» Exercise brief: Find each line containing the string "BigBlueButton". Copy it.

» Raw records:
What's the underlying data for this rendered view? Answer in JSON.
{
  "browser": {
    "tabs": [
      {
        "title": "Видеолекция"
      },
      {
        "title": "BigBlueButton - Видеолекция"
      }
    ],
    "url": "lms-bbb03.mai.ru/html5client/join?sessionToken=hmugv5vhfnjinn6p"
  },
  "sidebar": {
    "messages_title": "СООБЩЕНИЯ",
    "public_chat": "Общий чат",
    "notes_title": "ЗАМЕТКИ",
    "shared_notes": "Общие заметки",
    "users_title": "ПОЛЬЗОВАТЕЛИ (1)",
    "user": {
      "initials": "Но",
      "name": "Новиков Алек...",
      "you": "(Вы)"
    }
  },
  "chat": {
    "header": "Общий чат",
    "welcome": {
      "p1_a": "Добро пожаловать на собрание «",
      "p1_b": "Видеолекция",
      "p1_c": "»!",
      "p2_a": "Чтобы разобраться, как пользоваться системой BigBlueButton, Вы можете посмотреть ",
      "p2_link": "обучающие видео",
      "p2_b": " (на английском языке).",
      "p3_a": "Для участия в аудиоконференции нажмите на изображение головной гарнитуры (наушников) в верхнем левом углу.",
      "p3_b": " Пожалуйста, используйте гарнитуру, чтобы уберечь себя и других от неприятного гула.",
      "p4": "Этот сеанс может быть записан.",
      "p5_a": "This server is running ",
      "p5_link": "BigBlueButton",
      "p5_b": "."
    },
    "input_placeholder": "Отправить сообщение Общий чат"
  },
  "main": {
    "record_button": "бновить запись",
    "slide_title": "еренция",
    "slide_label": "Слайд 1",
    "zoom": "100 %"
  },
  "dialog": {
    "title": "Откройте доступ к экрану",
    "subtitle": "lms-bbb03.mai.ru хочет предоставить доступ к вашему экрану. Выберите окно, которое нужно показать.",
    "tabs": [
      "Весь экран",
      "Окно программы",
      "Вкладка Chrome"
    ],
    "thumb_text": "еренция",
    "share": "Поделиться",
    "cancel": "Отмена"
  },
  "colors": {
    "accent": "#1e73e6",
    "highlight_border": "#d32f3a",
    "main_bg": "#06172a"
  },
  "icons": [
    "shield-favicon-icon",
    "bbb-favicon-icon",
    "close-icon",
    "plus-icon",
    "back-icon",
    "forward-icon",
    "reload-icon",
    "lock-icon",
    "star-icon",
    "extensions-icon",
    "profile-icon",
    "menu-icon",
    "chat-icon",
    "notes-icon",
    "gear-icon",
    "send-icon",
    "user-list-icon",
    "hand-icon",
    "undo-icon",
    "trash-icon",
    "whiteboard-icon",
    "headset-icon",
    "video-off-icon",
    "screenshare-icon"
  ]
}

» Final answer:
        "title": "BigBlueButton - Видеолекция"
      "p2_a": "Чтобы разобраться, как пользоваться системой BigBlueButton, Вы можете посмотреть ",
      "p5_link": "BigBlueButton",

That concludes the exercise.